**Data listing**

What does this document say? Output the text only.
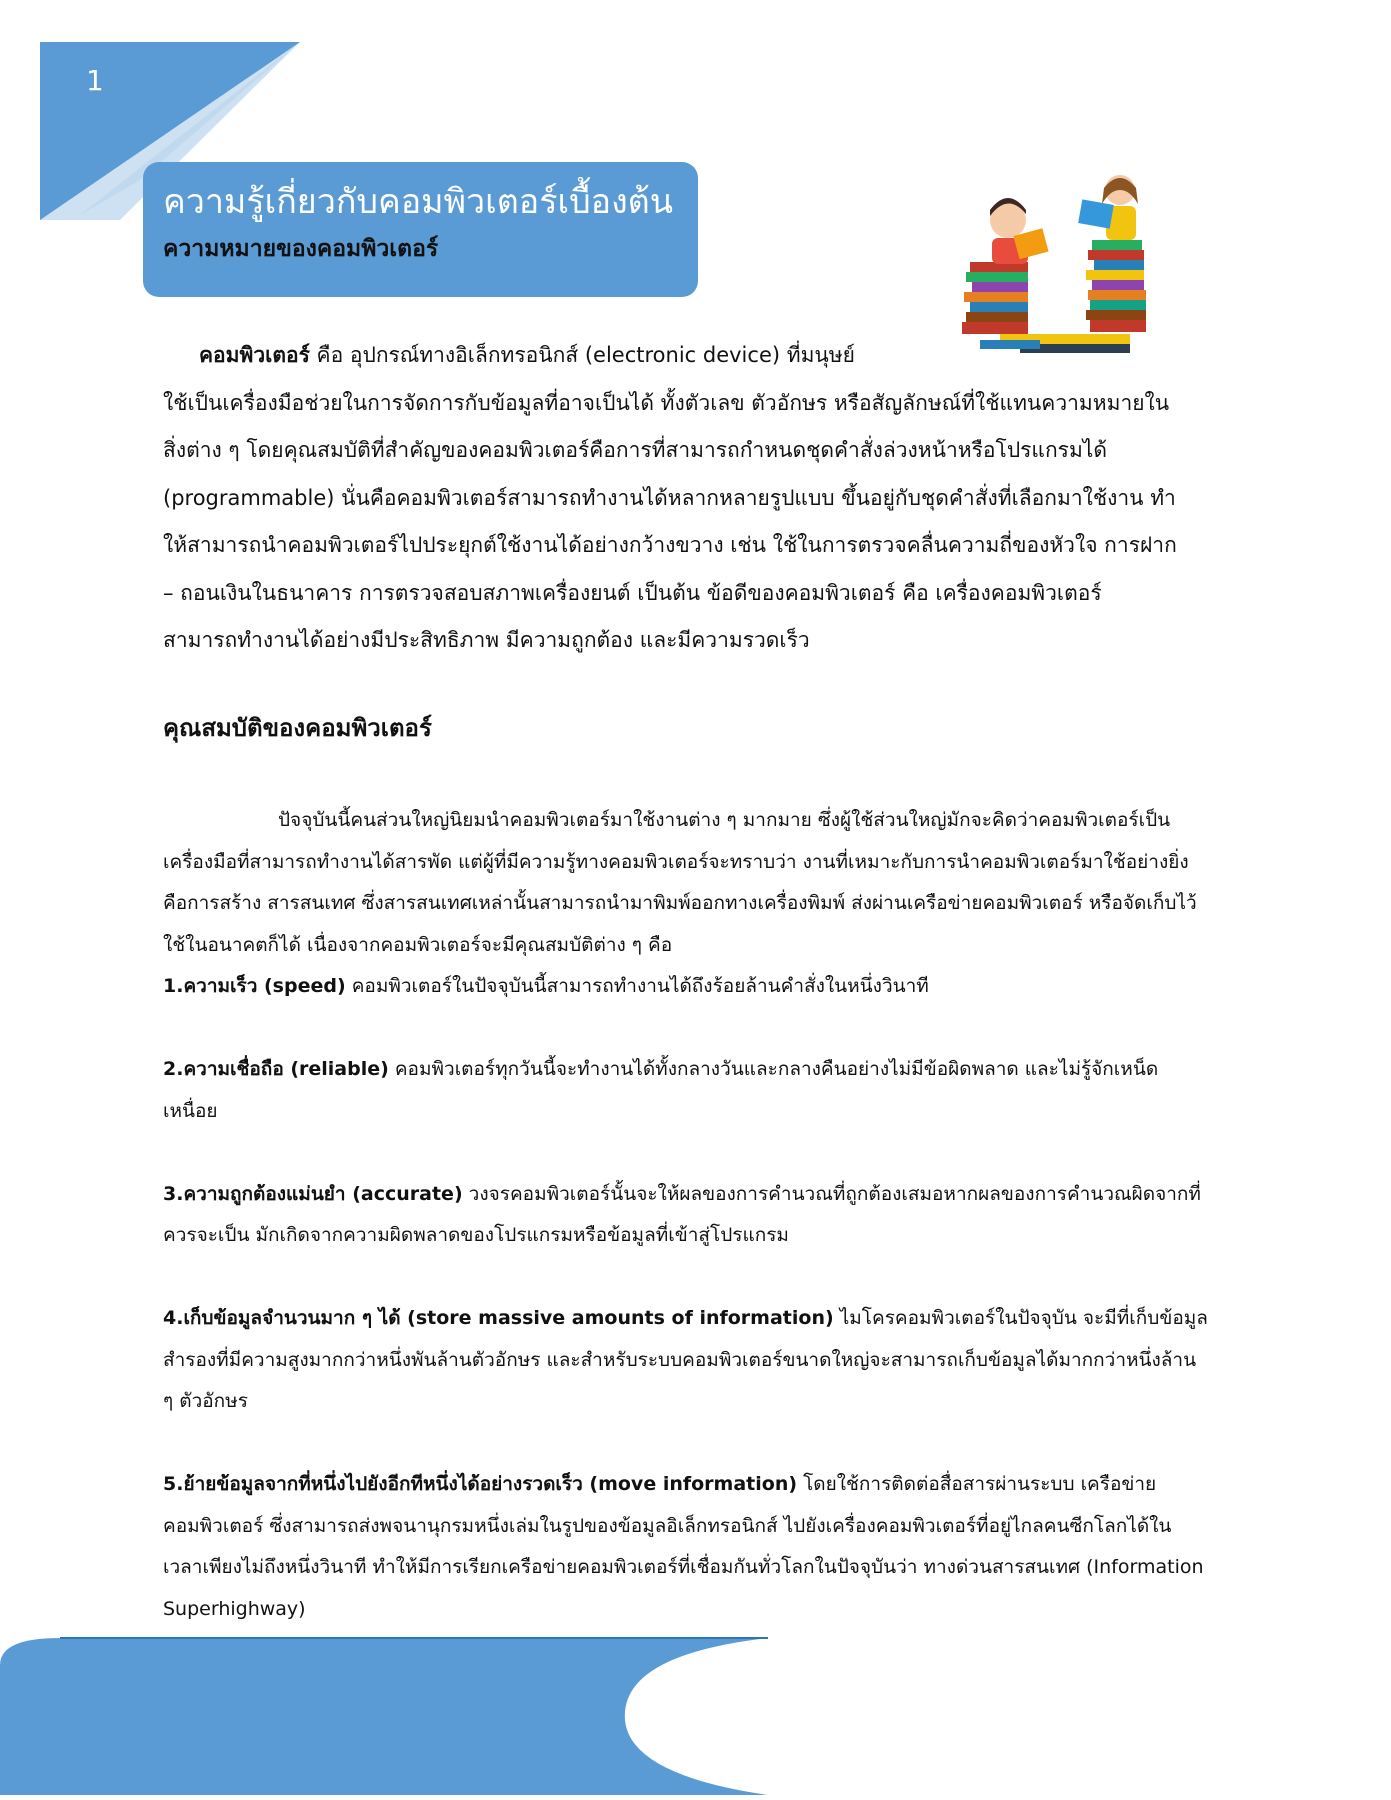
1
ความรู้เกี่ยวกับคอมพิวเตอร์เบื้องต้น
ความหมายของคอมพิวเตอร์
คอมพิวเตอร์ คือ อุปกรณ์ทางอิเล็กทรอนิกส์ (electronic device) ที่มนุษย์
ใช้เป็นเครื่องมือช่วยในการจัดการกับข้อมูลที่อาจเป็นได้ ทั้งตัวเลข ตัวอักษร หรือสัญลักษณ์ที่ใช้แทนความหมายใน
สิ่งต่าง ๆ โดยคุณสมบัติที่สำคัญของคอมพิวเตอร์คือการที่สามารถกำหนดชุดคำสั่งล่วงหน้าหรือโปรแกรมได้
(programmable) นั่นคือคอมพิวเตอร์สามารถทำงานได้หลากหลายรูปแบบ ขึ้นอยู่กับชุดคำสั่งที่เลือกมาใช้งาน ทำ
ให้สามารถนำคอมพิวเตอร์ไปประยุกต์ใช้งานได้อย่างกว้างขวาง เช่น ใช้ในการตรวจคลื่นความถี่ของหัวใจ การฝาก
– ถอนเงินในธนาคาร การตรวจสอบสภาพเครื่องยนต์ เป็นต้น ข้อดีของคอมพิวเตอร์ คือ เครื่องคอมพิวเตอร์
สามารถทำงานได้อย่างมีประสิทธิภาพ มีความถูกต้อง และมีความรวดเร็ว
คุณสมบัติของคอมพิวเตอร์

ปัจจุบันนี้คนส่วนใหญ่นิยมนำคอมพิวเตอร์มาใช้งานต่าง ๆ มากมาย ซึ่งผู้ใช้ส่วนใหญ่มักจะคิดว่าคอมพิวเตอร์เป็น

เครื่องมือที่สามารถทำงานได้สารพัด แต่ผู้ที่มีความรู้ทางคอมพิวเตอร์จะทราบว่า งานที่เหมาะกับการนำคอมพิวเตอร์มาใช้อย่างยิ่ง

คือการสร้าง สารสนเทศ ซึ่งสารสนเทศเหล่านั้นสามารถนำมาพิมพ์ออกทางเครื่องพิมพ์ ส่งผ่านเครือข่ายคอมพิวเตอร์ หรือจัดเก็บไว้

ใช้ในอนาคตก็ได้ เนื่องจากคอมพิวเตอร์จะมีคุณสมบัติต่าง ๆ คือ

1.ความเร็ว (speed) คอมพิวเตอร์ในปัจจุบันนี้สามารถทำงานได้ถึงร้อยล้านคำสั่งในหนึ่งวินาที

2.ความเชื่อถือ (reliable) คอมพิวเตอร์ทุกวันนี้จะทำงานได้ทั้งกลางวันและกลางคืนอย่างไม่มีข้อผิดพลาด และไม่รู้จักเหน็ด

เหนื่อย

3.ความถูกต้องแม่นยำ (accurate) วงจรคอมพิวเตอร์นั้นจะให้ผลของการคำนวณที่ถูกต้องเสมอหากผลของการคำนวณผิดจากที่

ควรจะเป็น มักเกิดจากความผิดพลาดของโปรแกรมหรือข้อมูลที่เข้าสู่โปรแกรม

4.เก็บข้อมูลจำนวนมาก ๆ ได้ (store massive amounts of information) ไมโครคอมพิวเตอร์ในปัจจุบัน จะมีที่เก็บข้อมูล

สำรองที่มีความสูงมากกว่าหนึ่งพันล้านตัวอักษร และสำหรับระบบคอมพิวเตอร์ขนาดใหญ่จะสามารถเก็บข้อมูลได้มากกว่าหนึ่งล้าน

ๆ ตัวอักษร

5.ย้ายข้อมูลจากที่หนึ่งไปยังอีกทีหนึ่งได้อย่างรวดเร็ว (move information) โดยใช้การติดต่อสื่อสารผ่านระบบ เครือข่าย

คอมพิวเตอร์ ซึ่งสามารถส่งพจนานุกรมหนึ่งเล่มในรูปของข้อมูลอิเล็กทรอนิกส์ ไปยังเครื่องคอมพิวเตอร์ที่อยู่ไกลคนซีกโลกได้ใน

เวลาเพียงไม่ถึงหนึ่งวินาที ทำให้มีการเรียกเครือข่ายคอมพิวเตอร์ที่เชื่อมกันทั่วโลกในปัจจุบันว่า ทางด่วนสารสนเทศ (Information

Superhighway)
--
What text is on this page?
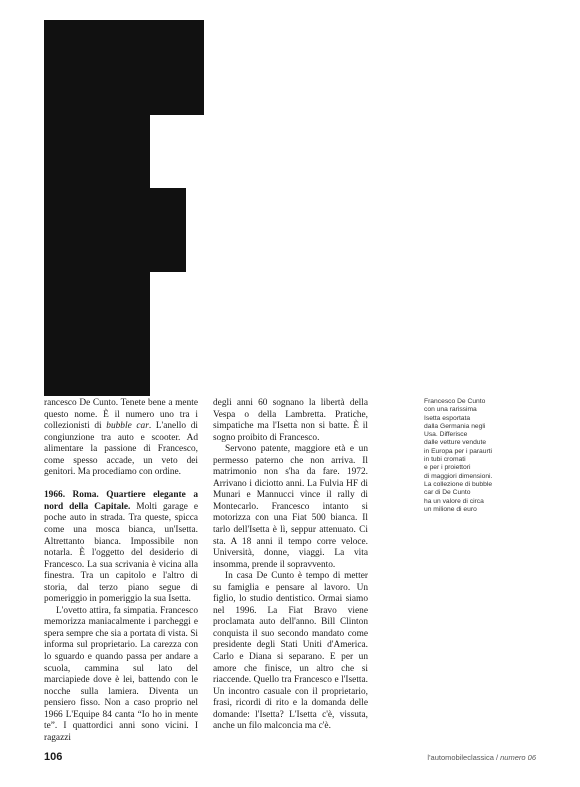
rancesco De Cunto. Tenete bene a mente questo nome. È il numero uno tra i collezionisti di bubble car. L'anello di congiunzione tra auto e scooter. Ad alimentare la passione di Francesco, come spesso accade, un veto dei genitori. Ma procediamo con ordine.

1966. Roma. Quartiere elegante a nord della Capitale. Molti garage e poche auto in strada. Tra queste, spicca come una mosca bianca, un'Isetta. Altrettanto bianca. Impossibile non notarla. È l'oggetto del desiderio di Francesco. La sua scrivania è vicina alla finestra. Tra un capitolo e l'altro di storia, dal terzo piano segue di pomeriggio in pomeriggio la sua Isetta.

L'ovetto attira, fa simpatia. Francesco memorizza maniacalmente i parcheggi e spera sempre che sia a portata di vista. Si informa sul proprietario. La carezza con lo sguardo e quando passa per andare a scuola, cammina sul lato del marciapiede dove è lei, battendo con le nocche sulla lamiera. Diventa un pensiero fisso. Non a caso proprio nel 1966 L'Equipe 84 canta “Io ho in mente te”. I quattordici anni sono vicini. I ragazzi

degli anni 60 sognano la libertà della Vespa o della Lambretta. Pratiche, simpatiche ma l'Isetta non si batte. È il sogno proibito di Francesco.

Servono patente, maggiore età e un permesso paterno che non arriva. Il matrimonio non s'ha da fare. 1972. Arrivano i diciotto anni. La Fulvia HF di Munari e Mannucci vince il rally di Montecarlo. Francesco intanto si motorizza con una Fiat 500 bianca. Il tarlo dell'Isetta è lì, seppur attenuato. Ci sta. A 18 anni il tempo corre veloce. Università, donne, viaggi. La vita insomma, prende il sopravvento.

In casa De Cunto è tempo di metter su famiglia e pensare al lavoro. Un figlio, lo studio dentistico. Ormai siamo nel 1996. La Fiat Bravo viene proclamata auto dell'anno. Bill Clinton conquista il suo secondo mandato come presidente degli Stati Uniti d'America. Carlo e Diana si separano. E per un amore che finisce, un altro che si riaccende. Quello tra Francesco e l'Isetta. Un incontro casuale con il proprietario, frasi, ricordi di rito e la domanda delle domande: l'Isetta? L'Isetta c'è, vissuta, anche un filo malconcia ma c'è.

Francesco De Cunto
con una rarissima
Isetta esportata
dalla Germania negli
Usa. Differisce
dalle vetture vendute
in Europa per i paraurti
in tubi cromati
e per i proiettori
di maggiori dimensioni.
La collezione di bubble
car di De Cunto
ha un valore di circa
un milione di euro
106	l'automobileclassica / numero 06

**Task to carry out**
Filter for "กทรอน". Return all lines that hold it.

**Solution**
คอมพิวเตอร์ คือ อุปกรณ์ทางอิเล็กทรอนิกส์ (electronic device) ที่มนุษย์
คอมพิวเตอร์ ซึ่งสามารถส่งพจนานุกรมหนึ่งเล่มในรูปของข้อมูลอิเล็กทรอนิกส์ ไปยังเครื่องคอมพิวเตอร์ที่อยู่ไกลคนซีกโลกได้ใน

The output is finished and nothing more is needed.